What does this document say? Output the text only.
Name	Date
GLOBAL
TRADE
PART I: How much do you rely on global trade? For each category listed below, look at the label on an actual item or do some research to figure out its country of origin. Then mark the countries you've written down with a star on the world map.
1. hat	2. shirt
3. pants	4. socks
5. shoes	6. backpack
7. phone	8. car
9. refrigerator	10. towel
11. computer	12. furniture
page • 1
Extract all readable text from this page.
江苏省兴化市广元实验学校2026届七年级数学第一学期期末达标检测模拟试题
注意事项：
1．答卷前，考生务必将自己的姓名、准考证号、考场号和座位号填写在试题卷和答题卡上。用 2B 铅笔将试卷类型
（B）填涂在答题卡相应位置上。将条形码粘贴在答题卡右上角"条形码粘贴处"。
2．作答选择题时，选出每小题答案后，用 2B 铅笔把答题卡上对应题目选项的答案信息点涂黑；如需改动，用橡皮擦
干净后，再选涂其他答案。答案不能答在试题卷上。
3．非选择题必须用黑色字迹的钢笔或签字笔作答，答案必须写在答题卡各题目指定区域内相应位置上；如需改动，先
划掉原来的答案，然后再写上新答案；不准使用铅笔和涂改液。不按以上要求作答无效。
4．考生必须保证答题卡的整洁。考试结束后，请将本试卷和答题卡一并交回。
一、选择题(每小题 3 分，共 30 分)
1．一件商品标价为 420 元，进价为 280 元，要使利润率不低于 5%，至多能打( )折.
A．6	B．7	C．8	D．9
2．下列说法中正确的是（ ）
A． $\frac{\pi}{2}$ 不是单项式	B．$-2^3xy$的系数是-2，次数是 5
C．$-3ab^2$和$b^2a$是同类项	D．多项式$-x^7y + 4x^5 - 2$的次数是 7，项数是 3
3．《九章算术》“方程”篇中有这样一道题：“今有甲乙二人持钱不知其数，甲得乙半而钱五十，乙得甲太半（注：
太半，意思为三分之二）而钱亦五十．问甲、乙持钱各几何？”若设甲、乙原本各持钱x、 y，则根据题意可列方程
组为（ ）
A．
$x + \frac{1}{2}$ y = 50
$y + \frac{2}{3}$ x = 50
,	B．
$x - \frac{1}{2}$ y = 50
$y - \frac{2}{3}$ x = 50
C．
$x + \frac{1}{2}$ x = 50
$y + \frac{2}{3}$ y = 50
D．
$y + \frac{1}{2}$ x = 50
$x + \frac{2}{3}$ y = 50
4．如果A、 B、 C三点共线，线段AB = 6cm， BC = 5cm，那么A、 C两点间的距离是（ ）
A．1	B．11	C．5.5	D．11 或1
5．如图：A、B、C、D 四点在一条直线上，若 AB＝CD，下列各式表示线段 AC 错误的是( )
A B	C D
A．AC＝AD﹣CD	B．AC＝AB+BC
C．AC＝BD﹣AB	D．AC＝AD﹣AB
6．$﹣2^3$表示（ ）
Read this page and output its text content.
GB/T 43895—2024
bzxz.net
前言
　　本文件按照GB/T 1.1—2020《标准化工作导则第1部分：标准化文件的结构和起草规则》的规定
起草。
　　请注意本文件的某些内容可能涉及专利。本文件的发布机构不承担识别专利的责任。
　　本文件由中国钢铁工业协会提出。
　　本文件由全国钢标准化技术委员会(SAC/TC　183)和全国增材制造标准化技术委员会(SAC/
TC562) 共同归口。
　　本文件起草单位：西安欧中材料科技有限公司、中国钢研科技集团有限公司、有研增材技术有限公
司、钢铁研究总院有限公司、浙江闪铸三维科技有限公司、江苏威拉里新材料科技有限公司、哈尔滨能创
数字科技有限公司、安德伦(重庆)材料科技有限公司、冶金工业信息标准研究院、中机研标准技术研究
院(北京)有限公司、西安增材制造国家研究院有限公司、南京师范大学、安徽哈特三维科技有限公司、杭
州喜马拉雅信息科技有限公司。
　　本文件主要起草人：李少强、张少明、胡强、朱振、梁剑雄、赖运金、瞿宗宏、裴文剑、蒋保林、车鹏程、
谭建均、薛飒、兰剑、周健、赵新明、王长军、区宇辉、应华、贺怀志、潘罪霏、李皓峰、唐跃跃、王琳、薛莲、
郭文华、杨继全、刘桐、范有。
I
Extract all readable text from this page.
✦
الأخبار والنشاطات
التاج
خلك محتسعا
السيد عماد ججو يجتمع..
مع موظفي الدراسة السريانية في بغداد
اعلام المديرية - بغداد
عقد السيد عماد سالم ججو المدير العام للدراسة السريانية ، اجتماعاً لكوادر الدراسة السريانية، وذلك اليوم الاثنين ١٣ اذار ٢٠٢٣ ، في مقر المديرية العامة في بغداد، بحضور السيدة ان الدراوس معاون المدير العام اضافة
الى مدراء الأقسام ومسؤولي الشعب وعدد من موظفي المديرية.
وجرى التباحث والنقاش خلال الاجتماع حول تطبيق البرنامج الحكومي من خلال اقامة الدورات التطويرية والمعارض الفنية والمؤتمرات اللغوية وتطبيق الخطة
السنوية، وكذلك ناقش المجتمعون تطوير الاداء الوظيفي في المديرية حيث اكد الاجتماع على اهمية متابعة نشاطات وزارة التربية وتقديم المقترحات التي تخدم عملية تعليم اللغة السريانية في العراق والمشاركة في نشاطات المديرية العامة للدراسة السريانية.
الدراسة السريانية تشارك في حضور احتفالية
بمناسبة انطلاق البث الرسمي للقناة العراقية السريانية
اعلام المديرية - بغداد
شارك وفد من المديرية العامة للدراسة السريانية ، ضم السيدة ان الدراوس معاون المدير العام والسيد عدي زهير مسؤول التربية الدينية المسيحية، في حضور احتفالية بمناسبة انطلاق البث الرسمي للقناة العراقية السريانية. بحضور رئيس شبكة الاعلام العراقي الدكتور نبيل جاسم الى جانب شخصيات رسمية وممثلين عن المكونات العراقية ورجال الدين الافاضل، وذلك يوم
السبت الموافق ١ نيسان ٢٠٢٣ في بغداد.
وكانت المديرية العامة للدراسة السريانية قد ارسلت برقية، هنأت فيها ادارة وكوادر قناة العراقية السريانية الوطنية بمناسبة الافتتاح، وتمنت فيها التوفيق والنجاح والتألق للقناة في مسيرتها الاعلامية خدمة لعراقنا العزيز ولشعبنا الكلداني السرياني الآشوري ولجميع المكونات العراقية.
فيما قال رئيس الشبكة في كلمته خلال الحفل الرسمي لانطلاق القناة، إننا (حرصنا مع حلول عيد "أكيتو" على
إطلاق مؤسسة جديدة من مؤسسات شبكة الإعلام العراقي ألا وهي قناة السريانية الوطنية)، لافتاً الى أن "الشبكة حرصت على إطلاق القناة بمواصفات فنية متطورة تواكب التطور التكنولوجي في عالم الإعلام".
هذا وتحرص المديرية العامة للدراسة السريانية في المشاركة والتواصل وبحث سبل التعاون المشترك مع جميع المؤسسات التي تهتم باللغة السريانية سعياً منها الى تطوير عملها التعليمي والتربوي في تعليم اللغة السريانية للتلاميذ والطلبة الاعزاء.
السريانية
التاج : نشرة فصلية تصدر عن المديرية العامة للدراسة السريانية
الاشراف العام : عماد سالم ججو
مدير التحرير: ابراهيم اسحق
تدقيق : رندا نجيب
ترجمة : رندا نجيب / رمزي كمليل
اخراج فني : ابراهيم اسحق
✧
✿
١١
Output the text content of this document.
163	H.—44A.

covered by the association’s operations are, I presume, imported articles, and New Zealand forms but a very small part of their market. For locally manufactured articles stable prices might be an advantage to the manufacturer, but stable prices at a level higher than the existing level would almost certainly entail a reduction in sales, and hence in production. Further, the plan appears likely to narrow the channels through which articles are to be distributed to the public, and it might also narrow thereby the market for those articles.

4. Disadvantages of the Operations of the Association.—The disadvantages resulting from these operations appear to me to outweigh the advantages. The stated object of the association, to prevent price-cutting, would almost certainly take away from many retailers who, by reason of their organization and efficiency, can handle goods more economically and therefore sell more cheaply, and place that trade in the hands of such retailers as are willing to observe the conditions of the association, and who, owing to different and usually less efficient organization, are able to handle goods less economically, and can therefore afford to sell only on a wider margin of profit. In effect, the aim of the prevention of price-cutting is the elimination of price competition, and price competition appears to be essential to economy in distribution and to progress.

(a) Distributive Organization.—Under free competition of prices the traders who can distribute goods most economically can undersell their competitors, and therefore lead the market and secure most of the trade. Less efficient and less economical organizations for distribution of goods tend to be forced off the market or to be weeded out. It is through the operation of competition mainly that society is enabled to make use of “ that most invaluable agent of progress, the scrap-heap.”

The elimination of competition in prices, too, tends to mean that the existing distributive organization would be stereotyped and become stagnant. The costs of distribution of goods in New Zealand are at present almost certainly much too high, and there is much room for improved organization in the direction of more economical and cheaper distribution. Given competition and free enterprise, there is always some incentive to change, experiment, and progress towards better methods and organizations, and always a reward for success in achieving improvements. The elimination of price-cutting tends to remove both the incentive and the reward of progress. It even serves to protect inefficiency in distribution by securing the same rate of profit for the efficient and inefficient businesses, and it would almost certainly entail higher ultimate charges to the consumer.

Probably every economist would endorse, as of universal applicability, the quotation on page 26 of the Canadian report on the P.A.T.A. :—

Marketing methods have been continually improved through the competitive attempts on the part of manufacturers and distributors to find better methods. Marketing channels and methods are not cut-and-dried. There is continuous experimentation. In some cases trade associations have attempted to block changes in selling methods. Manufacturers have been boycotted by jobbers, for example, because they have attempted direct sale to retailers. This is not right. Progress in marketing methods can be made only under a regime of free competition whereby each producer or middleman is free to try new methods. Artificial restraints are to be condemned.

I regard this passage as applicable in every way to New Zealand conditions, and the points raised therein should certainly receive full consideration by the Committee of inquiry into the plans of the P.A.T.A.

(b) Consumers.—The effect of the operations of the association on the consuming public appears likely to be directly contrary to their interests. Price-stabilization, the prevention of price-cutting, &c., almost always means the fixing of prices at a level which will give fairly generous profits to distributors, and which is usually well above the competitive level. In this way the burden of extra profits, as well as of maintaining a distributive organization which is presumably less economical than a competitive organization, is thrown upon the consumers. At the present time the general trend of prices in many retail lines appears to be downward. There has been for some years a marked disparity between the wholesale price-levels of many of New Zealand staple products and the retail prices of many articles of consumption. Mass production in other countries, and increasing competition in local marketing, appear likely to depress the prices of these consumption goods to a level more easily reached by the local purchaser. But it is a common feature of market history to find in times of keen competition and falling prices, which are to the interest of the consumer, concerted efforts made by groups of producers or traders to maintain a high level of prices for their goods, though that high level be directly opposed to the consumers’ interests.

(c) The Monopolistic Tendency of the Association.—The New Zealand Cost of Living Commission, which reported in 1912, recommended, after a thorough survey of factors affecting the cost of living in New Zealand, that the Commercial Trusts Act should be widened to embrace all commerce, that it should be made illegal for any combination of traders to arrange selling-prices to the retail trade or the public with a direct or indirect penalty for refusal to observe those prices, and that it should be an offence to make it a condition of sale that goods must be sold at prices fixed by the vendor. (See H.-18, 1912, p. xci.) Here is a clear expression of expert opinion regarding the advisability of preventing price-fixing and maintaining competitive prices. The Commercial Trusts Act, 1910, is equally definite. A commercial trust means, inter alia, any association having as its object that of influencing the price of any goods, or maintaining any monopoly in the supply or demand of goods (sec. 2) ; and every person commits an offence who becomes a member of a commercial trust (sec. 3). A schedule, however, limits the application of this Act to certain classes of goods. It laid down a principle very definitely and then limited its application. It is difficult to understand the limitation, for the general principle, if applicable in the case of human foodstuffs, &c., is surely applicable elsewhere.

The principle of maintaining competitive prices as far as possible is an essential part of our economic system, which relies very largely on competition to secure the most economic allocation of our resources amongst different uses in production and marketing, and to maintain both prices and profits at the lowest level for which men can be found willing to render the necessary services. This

---

### Problem requirements
Copy out each line of the records where the string "如需改动" appears.

### Answer to the exercise
2．作答选择题时，选出每小题答案后，用 2B 铅笔把答题卡上对应题目选项的答案信息点涂黑；如需改动，用橡皮擦
3．非选择题必须用黑色字迹的钢笔或签字笔作答，答案必须写在答题卡各题目指定区域内相应位置上；如需改动，先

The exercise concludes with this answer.